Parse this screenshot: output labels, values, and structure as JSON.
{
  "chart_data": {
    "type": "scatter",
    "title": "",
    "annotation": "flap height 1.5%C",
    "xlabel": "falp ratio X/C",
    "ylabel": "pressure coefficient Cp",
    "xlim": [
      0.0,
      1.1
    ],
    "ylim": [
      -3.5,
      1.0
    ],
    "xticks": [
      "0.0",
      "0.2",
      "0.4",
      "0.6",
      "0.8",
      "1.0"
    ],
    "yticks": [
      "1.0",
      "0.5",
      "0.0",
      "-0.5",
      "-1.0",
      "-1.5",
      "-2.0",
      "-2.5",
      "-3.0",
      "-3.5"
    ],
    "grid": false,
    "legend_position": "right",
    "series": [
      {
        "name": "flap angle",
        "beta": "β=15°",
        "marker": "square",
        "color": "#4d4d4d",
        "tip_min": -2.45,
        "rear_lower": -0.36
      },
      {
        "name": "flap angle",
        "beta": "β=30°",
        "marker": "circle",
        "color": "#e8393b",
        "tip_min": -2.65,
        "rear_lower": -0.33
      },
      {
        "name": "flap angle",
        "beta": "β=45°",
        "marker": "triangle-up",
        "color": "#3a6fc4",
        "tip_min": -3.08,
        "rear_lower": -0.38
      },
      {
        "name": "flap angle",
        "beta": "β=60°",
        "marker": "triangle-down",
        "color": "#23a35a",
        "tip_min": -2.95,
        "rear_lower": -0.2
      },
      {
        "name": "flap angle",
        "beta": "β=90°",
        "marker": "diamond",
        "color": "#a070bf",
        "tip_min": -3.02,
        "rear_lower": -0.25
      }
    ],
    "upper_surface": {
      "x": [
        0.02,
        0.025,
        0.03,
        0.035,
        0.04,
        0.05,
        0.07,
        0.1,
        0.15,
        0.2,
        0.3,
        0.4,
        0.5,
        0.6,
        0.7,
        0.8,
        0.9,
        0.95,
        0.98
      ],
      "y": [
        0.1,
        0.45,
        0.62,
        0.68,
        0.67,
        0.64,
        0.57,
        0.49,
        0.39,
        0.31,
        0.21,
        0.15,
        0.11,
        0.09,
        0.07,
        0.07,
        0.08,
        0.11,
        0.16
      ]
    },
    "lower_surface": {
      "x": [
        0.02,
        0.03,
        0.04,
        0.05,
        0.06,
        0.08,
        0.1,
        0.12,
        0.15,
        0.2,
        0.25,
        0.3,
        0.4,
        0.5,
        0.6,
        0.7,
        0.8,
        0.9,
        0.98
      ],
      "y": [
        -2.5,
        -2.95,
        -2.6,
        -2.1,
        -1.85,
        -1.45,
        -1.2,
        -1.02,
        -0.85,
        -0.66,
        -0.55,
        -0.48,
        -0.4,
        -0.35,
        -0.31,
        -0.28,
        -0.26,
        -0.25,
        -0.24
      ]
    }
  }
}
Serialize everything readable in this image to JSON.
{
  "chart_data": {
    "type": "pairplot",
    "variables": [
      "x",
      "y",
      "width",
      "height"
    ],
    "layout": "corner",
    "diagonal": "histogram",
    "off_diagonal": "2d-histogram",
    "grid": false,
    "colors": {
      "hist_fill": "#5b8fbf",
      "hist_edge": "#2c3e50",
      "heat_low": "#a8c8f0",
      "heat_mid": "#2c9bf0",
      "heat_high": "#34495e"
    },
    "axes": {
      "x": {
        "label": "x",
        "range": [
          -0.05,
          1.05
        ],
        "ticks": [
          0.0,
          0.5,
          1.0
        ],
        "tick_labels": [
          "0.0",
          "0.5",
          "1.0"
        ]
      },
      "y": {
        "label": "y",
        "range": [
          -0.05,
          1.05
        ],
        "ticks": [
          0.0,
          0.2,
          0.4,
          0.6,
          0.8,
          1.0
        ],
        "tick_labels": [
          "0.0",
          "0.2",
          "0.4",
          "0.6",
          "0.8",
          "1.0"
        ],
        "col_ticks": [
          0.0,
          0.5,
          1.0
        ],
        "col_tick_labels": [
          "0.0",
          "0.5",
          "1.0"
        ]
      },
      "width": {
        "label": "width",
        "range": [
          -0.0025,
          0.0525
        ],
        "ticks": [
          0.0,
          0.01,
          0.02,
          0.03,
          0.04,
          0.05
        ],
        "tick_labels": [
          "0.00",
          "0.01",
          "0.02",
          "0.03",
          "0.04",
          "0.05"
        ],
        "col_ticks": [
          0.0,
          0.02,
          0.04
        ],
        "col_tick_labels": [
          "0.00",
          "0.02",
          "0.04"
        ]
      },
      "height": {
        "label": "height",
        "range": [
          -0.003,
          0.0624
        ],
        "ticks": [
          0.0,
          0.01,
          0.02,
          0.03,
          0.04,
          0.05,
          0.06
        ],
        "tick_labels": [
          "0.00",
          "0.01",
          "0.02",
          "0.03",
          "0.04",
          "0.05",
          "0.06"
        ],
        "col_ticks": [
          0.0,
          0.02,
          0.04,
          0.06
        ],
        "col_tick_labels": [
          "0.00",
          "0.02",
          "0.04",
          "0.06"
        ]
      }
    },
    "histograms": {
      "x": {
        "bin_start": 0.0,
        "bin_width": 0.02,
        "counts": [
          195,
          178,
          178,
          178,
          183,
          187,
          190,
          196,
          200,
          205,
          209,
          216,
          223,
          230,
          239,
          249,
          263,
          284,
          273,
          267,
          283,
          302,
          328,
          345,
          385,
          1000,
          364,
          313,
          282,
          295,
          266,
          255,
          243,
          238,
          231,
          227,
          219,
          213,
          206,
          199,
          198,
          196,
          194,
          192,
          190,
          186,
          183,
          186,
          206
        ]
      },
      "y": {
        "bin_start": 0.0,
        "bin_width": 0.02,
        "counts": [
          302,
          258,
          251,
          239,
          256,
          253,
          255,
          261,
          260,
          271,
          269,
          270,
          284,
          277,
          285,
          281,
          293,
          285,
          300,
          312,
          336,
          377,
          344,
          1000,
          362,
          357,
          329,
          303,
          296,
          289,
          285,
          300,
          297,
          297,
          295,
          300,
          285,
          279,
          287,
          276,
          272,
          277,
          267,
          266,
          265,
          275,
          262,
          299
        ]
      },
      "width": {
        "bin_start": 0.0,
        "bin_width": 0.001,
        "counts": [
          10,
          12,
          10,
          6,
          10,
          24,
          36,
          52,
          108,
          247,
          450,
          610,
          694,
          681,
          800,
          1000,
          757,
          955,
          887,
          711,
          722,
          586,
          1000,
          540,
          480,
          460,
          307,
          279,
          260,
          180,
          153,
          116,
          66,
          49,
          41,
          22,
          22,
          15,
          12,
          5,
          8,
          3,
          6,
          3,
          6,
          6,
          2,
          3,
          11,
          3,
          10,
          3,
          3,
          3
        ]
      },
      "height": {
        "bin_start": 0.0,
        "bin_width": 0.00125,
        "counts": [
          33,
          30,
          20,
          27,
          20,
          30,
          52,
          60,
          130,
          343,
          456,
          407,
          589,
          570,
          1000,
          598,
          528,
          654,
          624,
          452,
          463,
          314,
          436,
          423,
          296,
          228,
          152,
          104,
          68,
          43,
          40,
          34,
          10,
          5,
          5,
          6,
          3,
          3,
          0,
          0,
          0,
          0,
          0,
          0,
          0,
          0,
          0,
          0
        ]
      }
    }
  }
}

** Short exercise **
Write out the material from the first line to the last, exactly.

** Finished task **
Parse this screenshot: output labels, values, and structure as JSON.
{
  "chart_data": {
    "type": "scatter",
    "title": "",
    "annotation": "flap height 1.5%C",
    "xlabel": "falp ratio X/C",
    "ylabel": "pressure coefficient Cp",
    "xlim": [
      0.0,
      1.1
    ],
    "ylim": [
      -3.5,
      1.0
    ],
    "xticks": [
      "0.0",
      "0.2",
      "0.4",
      "0.6",
      "0.8",
      "1.0"
    ],
    "yticks": [
      "1.0",
      "0.5",
      "0.0",
      "-0.5",
      "-1.0",
      "-1.5",
      "-2.0",
      "-2.5",
      "-3.0",
      "-3.5"
    ],
    "grid": false,
    "legend_position": "right",
    "series": [
      {
        "name": "flap angle",
        "beta": "β=15°",
        "marker": "square",
        "color": "#4d4d4d",
        "tip_min": -2.45,
        "rear_lower": -0.36
      },
      {
        "name": "flap angle",
        "beta": "β=30°",
        "marker": "circle",
        "color": "#e8393b",
        "tip_min": -2.65,
        "rear_lower": -0.33
      },
      {
        "name": "flap angle",
        "beta": "β=45°",
        "marker": "triangle-up",
        "color": "#3a6fc4",
        "tip_min": -3.08,
        "rear_lower": -0.38
      },
      {
        "name": "flap angle",
        "beta": "β=60°",
        "marker": "triangle-down",
        "color": "#23a35a",
        "tip_min": -2.95,
        "rear_lower": -0.2
      },
      {
        "name": "flap angle",
        "beta": "β=90°",
        "marker": "diamond",
        "color": "#a070bf",
        "tip_min": -3.02,
        "rear_lower": -0.25
      }
    ],
    "upper_surface": {
      "x": [
        0.02,
        0.025,
        0.03,
        0.035,
        0.04,
        0.05,
        0.07,
        0.1,
        0.15,
        0.2,
        0.3,
        0.4,
        0.5,
        0.6,
        0.7,
        0.8,
        0.9,
        0.95,
        0.98
      ],
      "y": [
        0.1,
        0.45,
        0.62,
        0.68,
        0.67,
        0.64,
        0.57,
        0.49,
        0.39,
        0.31,
        0.21,
        0.15,
        0.11,
        0.09,
        0.07,
        0.07,
        0.08,
        0.11,
        0.16
      ]
    },
    "lower_surface": {
      "x": [
        0.02,
        0.03,
        0.04,
        0.05,
        0.06,
        0.08,
        0.1,
        0.12,
        0.15,
        0.2,
        0.25,
        0.3,
        0.4,
        0.5,
        0.6,
        0.7,
        0.8,
        0.9,
        0.98
      ],
      "y": [
        -2.5,
        -2.95,
        -2.6,
        -2.1,
        -1.85,
        -1.45,
        -1.2,
        -1.02,
        -0.85,
        -0.66,
        -0.55,
        -0.48,
        -0.4,
        -0.35,
        -0.31,
        -0.28,
        -0.26,
        -0.25,
        -0.24
      ]
    }
  }
}
Serialize everything readable in this image to JSON.
{
  "chart_data": {
    "type": "pairplot",
    "variables": [
      "x",
      "y",
      "width",
      "height"
    ],
    "layout": "corner",
    "diagonal": "histogram",
    "off_diagonal": "2d-histogram",
    "grid": false,
    "colors": {
      "hist_fill": "#5b8fbf",
      "hist_edge": "#2c3e50",
      "heat_low": "#a8c8f0",
      "heat_mid": "#2c9bf0",
      "heat_high": "#34495e"
    },
    "axes": {
      "x": {
        "label": "x",
        "range": [
          -0.05,
          1.05
        ],
        "ticks": [
          0.0,
          0.5,
          1.0
        ],
        "tick_labels": [
          "0.0",
          "0.5",
          "1.0"
        ]
      },
      "y": {
        "label": "y",
        "range": [
          -0.05,
          1.05
        ],
        "ticks": [
          0.0,
          0.2,
          0.4,
          0.6,
          0.8,
          1.0
        ],
        "tick_labels": [
          "0.0",
          "0.2",
          "0.4",
          "0.6",
          "0.8",
          "1.0"
        ],
        "col_ticks": [
          0.0,
          0.5,
          1.0
        ],
        "col_tick_labels": [
          "0.0",
          "0.5",
          "1.0"
        ]
      },
      "width": {
        "label": "width",
        "range": [
          -0.0025,
          0.0525
        ],
        "ticks": [
          0.0,
          0.01,
          0.02,
          0.03,
          0.04,
          0.05
        ],
        "tick_labels": [
          "0.00",
          "0.01",
          "0.02",
          "0.03",
          "0.04",
          "0.05"
        ],
        "col_ticks": [
          0.0,
          0.02,
          0.04
        ],
        "col_tick_labels": [
          "0.00",
          "0.02",
          "0.04"
        ]
      },
      "height": {
        "label": "height",
        "range": [
          -0.003,
          0.0624
        ],
        "ticks": [
          0.0,
          0.01,
          0.02,
          0.03,
          0.04,
          0.05,
          0.06
        ],
        "tick_labels": [
          "0.00",
          "0.01",
          "0.02",
          "0.03",
          "0.04",
          "0.05",
          "0.06"
        ],
        "col_ticks": [
          0.0,
          0.02,
          0.04,
          0.06
        ],
        "col_tick_labels": [
          "0.00",
          "0.02",
          "0.04",
          "0.06"
        ]
      }
    },
    "histograms": {
      "x": {
        "bin_start": 0.0,
        "bin_width": 0.02,
        "counts": [
          195,
          178,
          178,
          178,
          183,
          187,
          190,
          196,
          200,
          205,
          209,
          216,
          223,
          230,
          239,
          249,
          263,
          284,
          273,
          267,
          283,
          302,
          328,
          345,
          385,
          1000,
          364,
          313,
          282,
          295,
          266,
          255,
          243,
          238,
          231,
          227,
          219,
          213,
          206,
          199,
          198,
          196,
          194,
          192,
          190,
          186,
          183,
          186,
          206
        ]
      },
      "y": {
        "bin_start": 0.0,
        "bin_width": 0.02,
        "counts": [
          302,
          258,
          251,
          239,
          256,
          253,
          255,
          261,
          260,
          271,
          269,
          270,
          284,
          277,
          285,
          281,
          293,
          285,
          300,
          312,
          336,
          377,
          344,
          1000,
          362,
          357,
          329,
          303,
          296,
          289,
          285,
          300,
          297,
          297,
          295,
          300,
          285,
          279,
          287,
          276,
          272,
          277,
          267,
          266,
          265,
          275,
          262,
          299
        ]
      },
      "width": {
        "bin_start": 0.0,
        "bin_width": 0.001,
        "counts": [
          10,
          12,
          10,
          6,
          10,
          24,
          36,
          52,
          108,
          247,
          450,
          610,
          694,
          681,
          800,
          1000,
          757,
          955,
          887,
          711,
          722,
          586,
          1000,
          540,
          480,
          460,
          307,
          279,
          260,
          180,
          153,
          116,
          66,
          49,
          41,
          22,
          22,
          15,
          12,
          5,
          8,
          3,
          6,
          3,
          6,
          6,
          2,
          3,
          11,
          3,
          10,
          3,
          3,
          3
        ]
      },
      "height": {
        "bin_start": 0.0,
        "bin_width": 0.00125,
        "counts": [
          33,
          30,
          20,
          27,
          20,
          30,
          52,
          60,
          130,
          343,
          456,
          407,
          589,
          570,
          1000,
          598,
          528,
          654,
          624,
          452,
          463,
          314,
          436,
          423,
          296,
          228,
          152,
          104,
          68,
          43,
          40,
          34,
          10,
          5,
          5,
          6,
          3,
          3,
          0,
          0,
          0,
          0,
          0,
          0,
          0,
          0,
          0,
          0
        ]
      }
    }
  }
}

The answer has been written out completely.